• [A block of data]
··········
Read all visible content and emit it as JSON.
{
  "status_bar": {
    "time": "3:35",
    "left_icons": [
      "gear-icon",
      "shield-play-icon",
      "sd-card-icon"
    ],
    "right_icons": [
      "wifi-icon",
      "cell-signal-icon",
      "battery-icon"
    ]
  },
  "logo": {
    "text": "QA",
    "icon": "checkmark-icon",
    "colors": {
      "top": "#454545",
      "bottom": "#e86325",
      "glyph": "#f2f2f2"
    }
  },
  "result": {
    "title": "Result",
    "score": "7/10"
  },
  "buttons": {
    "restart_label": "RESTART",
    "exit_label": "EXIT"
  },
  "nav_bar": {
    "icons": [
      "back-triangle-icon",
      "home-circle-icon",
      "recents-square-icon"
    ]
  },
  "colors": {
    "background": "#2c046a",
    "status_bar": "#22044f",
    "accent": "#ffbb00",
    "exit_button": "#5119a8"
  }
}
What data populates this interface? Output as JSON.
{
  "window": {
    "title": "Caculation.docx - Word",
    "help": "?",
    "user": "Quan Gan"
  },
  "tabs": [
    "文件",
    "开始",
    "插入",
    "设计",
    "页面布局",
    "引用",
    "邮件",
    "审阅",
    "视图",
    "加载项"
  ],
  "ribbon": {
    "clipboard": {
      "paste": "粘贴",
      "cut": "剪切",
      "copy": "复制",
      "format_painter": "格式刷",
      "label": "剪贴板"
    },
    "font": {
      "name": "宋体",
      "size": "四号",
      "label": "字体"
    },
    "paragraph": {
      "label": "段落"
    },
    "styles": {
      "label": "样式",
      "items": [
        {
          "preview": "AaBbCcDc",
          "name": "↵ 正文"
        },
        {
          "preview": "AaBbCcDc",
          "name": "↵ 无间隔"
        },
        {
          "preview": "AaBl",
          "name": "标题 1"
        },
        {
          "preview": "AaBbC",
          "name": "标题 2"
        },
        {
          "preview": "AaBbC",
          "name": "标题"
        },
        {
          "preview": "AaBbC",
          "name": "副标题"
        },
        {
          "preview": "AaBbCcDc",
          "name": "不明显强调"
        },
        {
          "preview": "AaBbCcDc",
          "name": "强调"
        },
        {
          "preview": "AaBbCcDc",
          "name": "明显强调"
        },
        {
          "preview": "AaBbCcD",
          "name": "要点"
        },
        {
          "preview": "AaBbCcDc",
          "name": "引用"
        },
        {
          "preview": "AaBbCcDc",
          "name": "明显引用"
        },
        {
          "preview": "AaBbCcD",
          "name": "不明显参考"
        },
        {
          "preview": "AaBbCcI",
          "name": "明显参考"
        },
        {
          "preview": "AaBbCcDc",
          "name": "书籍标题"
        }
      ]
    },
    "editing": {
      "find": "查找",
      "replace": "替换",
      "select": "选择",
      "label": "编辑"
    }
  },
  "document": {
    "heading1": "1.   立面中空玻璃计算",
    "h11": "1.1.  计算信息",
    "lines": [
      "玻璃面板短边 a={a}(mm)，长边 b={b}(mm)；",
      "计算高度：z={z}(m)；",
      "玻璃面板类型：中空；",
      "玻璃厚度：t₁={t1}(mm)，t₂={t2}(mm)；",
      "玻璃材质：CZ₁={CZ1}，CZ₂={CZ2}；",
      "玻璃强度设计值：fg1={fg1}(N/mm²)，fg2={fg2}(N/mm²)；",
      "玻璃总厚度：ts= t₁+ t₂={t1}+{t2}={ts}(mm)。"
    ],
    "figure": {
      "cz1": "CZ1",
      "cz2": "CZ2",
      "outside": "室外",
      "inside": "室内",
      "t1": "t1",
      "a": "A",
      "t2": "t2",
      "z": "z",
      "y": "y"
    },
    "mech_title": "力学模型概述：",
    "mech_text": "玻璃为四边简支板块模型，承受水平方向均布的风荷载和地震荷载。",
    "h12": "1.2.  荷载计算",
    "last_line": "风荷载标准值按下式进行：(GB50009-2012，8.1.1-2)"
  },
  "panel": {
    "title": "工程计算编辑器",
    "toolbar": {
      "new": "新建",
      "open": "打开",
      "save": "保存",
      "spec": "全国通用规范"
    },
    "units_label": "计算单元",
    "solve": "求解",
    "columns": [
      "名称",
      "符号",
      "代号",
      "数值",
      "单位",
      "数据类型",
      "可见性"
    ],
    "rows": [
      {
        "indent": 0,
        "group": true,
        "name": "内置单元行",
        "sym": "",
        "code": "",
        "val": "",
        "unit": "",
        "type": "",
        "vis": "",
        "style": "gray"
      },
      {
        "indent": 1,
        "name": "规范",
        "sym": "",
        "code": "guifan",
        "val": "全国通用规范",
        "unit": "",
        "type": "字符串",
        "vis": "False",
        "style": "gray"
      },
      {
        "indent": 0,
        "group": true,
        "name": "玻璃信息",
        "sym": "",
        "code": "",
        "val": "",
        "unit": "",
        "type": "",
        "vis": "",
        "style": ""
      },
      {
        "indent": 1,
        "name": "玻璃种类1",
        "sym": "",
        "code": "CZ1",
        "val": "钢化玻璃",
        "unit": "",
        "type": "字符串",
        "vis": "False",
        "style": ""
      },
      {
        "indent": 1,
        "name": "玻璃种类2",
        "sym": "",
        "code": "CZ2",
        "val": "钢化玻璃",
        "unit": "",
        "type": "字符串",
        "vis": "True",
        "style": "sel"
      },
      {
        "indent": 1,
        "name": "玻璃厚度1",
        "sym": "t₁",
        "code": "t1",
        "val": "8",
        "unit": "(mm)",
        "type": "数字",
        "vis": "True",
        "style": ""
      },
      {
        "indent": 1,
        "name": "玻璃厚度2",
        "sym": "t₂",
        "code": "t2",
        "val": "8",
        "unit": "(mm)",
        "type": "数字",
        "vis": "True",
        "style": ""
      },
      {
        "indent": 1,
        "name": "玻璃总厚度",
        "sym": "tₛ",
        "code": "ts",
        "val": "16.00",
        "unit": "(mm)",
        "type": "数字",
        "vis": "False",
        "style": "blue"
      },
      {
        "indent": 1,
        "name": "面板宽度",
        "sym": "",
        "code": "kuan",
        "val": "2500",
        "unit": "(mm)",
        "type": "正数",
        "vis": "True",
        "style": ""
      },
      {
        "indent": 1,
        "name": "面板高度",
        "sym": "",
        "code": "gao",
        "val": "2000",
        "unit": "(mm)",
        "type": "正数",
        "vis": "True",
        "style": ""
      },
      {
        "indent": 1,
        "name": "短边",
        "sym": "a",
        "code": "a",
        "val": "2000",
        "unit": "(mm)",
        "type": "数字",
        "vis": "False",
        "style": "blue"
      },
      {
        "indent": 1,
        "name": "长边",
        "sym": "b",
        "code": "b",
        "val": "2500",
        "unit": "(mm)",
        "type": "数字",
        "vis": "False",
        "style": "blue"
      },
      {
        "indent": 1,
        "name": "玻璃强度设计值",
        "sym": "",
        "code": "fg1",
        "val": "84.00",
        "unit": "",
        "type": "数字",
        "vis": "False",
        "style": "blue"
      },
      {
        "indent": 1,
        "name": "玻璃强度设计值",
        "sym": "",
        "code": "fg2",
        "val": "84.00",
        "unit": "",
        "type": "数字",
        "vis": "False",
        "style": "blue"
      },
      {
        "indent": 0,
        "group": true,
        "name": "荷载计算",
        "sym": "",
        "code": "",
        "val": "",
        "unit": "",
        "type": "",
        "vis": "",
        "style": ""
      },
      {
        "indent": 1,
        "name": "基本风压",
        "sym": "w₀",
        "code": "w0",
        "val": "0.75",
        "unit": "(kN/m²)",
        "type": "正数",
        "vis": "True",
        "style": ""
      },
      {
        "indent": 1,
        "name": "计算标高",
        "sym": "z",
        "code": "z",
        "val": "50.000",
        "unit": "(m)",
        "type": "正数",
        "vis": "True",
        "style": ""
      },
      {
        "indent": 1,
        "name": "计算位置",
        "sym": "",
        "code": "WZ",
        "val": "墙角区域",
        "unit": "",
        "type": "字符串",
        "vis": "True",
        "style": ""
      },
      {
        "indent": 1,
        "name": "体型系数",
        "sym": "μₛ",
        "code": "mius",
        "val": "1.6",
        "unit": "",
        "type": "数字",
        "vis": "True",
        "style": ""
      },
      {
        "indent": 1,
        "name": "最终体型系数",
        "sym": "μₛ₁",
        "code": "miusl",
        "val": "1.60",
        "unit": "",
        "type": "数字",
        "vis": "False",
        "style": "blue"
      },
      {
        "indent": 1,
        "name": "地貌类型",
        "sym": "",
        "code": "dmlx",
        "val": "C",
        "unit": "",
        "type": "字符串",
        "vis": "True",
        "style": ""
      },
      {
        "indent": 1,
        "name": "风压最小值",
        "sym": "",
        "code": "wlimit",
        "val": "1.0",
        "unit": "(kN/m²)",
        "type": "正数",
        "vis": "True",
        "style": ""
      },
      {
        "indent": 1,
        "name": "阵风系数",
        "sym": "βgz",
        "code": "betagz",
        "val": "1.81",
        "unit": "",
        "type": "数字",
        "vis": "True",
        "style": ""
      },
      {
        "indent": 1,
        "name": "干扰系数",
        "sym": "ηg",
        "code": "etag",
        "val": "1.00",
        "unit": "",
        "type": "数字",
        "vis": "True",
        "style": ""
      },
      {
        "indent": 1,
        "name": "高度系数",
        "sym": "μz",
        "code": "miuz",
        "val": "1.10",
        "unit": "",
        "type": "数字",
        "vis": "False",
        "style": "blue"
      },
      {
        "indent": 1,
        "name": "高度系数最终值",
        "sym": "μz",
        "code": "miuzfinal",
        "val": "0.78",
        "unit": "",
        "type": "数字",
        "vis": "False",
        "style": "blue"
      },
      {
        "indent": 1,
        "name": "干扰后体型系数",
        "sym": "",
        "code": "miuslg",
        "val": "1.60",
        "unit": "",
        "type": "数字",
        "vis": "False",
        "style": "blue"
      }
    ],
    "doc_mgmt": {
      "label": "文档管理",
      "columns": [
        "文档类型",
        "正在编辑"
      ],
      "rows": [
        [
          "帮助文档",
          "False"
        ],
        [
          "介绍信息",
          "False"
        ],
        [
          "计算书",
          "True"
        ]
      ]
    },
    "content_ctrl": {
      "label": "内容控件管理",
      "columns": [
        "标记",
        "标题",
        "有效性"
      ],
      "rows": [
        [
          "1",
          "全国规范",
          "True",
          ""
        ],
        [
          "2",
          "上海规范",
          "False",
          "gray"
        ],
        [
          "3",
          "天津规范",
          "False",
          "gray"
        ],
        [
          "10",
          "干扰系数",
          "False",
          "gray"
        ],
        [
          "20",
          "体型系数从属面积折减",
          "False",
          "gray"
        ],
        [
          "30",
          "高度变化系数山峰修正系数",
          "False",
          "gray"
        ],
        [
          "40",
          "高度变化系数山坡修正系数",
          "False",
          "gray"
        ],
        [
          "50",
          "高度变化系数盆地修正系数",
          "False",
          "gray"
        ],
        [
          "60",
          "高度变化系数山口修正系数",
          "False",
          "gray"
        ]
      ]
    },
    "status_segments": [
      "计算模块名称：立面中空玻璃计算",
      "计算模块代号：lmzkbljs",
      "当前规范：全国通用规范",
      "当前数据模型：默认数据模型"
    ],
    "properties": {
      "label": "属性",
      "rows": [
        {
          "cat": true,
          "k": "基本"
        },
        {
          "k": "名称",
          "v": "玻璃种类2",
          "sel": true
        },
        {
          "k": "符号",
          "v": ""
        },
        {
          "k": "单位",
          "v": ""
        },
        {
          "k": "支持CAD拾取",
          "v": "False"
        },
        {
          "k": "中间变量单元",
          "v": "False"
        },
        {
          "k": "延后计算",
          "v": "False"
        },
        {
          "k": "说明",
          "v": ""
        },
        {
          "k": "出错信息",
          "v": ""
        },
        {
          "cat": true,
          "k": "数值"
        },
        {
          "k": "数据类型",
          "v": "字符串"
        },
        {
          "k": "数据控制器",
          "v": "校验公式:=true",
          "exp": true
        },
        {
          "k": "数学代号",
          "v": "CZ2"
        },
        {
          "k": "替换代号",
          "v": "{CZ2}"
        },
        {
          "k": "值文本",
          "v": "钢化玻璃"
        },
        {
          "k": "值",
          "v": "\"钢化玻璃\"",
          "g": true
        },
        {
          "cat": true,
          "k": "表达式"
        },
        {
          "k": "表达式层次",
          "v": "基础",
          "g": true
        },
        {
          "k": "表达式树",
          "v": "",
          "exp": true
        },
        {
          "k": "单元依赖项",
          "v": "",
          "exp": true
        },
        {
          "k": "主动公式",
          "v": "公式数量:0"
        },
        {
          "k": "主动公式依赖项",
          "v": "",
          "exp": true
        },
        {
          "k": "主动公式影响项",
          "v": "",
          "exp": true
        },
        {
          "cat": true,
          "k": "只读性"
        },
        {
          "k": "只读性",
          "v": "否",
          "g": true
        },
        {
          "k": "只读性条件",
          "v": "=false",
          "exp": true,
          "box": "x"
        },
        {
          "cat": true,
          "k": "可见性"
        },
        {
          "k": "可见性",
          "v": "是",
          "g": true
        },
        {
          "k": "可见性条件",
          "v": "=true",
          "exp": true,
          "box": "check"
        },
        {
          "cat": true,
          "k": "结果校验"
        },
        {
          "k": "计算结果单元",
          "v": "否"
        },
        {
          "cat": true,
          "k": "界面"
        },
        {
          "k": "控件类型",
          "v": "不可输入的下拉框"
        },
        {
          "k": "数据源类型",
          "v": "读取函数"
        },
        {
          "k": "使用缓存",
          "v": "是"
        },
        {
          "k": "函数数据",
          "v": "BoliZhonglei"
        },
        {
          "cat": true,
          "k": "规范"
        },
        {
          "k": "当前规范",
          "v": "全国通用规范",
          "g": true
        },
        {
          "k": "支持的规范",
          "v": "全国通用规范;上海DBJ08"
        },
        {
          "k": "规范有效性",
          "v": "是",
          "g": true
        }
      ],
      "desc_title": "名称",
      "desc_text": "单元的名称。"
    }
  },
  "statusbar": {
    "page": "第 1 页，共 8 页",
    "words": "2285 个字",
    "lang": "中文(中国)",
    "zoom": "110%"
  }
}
··········
• [PROBLEM REQUIREMENTS] What is the number of lines above that hold the string "JSON"? Answer with that number alone.

• [ANSWER TO THIS PROBLEM] 2